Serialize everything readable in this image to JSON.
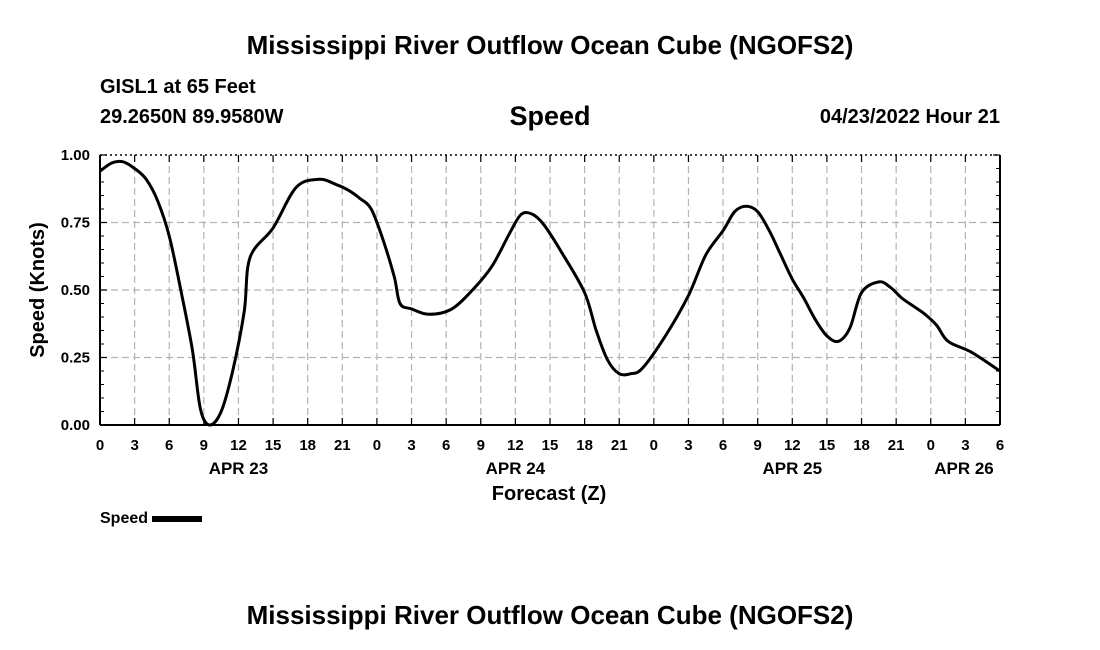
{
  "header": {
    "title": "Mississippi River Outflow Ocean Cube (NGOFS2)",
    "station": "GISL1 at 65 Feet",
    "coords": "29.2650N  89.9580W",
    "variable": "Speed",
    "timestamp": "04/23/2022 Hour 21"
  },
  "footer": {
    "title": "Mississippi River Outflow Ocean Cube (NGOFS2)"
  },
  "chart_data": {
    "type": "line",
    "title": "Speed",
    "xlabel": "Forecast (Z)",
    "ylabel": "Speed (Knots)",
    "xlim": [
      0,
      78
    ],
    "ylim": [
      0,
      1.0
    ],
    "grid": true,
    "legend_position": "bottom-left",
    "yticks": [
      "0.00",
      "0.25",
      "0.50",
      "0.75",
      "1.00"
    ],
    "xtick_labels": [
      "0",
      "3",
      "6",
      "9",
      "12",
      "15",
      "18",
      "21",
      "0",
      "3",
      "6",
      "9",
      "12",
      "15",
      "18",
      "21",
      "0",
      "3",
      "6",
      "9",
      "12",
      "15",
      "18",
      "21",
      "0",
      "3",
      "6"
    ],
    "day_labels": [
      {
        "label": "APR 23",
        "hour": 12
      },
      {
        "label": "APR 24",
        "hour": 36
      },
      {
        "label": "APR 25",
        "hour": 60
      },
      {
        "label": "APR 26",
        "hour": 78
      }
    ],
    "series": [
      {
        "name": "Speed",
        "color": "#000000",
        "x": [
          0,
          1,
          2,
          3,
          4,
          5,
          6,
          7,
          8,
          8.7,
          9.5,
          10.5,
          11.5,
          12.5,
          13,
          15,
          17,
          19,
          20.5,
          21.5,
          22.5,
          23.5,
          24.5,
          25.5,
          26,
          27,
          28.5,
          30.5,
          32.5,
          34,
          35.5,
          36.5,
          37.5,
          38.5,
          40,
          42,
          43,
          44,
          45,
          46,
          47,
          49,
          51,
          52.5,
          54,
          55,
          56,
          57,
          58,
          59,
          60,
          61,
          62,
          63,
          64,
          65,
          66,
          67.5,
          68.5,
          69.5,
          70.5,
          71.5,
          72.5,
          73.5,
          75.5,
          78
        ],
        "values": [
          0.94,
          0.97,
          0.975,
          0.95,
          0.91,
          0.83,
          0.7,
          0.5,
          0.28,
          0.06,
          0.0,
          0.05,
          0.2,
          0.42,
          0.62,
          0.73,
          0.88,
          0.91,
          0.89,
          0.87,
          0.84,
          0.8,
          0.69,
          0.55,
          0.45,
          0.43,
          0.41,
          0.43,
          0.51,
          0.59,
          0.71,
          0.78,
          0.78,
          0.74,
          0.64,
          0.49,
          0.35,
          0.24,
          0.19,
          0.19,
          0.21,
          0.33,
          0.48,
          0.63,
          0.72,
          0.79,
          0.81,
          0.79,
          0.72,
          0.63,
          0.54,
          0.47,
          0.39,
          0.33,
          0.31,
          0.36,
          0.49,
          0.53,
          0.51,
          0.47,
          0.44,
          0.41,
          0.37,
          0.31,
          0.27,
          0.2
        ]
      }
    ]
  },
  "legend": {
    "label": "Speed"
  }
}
*-*-*
▶ [GOAL]: Each record above should come back exactly the same, only without its pictures.

▶ [EXPECTED ANSWER]:
Serialize everything readable in this image to JSON.
{
  "header": {
    "title": "Mississippi River Outflow Ocean Cube (NGOFS2)",
    "station": "GISL1 at 65 Feet",
    "coords": "29.2650N  89.9580W",
    "variable": "Speed",
    "timestamp": "04/23/2022 Hour 21"
  },
  "footer": {
    "title": "Mississippi River Outflow Ocean Cube (NGOFS2)"
  },
  "chart_data": {
    "type": "line",
    "title": "Speed",
    "xlabel": "Forecast (Z)",
    "ylabel": "Speed (Knots)",
    "xlim": [
      0,
      78
    ],
    "ylim": [
      0,
      1.0
    ],
    "grid": true,
    "legend_position": "bottom-left",
    "yticks": [
      "0.00",
      "0.25",
      "0.50",
      "0.75",
      "1.00"
    ],
    "xtick_labels": [
      "0",
      "3",
      "6",
      "9",
      "12",
      "15",
      "18",
      "21",
      "0",
      "3",
      "6",
      "9",
      "12",
      "15",
      "18",
      "21",
      "0",
      "3",
      "6",
      "9",
      "12",
      "15",
      "18",
      "21",
      "0",
      "3",
      "6"
    ],
    "day_labels": [
      {
        "label": "APR 23",
        "hour": 12
      },
      {
        "label": "APR 24",
        "hour": 36
      },
      {
        "label": "APR 25",
        "hour": 60
      },
      {
        "label": "APR 26",
        "hour": 78
      }
    ],
    "series": [
      {
        "name": "Speed",
        "color": "#000000",
        "x": [
          0,
          1,
          2,
          3,
          4,
          5,
          6,
          7,
          8,
          8.7,
          9.5,
          10.5,
          11.5,
          12.5,
          13,
          15,
          17,
          19,
          20.5,
          21.5,
          22.5,
          23.5,
          24.5,
          25.5,
          26,
          27,
          28.5,
          30.5,
          32.5,
          34,
          35.5,
          36.5,
          37.5,
          38.5,
          40,
          42,
          43,
          44,
          45,
          46,
          47,
          49,
          51,
          52.5,
          54,
          55,
          56,
          57,
          58,
          59,
          60,
          61,
          62,
          63,
          64,
          65,
          66,
          67.5,
          68.5,
          69.5,
          70.5,
          71.5,
          72.5,
          73.5,
          75.5,
          78
        ],
        "values": [
          0.94,
          0.97,
          0.975,
          0.95,
          0.91,
          0.83,
          0.7,
          0.5,
          0.28,
          0.06,
          0.0,
          0.05,
          0.2,
          0.42,
          0.62,
          0.73,
          0.88,
          0.91,
          0.89,
          0.87,
          0.84,
          0.8,
          0.69,
          0.55,
          0.45,
          0.43,
          0.41,
          0.43,
          0.51,
          0.59,
          0.71,
          0.78,
          0.78,
          0.74,
          0.64,
          0.49,
          0.35,
          0.24,
          0.19,
          0.19,
          0.21,
          0.33,
          0.48,
          0.63,
          0.72,
          0.79,
          0.81,
          0.79,
          0.72,
          0.63,
          0.54,
          0.47,
          0.39,
          0.33,
          0.31,
          0.36,
          0.49,
          0.53,
          0.51,
          0.47,
          0.44,
          0.41,
          0.37,
          0.31,
          0.27,
          0.2
        ]
      }
    ]
  },
  "legend": {
    "label": "Speed"
  }
}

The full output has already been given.